What is expected =
Copy out lines with the word "title" from the material that follows.

Supplied information =
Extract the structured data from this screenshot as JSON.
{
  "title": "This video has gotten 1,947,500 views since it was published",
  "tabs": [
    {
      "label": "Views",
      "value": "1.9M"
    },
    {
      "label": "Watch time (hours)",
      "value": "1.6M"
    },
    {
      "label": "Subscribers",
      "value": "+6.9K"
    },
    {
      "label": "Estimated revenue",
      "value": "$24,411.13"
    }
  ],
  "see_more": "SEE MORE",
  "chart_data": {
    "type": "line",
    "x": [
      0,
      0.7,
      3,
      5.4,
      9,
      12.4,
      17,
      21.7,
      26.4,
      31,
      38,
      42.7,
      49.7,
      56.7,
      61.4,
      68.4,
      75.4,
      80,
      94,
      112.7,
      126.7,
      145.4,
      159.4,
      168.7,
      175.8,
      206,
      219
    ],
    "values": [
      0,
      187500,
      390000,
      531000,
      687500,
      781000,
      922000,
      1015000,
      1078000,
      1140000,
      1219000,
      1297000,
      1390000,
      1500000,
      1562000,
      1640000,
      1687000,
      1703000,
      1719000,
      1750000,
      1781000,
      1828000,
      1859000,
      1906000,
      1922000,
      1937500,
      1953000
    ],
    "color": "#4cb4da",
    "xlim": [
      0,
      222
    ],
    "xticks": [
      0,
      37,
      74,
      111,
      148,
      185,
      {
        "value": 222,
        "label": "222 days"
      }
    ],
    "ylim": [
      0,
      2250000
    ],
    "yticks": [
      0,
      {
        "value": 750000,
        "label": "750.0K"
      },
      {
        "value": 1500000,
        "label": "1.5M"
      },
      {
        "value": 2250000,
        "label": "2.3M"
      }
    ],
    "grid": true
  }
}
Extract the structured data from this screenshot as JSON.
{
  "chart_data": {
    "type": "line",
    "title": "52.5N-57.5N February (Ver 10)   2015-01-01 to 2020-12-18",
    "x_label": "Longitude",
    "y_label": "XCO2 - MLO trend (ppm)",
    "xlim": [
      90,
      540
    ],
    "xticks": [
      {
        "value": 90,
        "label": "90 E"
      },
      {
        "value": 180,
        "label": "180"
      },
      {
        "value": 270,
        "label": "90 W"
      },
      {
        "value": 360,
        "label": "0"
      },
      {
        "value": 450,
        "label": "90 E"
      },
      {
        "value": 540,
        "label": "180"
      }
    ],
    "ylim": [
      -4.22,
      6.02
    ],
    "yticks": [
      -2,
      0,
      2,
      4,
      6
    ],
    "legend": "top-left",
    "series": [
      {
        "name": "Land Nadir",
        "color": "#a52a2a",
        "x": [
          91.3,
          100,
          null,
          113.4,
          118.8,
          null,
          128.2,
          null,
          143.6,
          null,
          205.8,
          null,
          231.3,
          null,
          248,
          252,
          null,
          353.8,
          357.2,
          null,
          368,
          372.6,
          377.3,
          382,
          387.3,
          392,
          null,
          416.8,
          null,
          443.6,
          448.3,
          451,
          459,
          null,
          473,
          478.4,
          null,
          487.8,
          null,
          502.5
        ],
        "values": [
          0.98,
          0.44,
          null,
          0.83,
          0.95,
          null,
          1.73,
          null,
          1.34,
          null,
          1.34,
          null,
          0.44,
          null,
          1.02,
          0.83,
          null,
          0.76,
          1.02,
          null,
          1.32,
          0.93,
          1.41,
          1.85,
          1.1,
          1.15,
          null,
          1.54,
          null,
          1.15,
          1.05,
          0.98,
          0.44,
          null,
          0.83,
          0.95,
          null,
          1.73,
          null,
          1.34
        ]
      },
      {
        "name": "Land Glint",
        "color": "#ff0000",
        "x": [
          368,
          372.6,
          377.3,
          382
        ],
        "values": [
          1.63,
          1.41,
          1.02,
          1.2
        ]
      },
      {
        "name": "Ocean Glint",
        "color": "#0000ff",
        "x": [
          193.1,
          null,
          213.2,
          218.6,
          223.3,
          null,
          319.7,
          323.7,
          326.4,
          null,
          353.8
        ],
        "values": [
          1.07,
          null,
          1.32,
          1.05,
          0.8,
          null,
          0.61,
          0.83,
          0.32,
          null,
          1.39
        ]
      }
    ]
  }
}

Answer for this exercise =
  "title": "This video has gotten 1,947,500 views since it was published",
    "title": "52.5N-57.5N February (Ver 10)   2015-01-01 to 2020-12-18",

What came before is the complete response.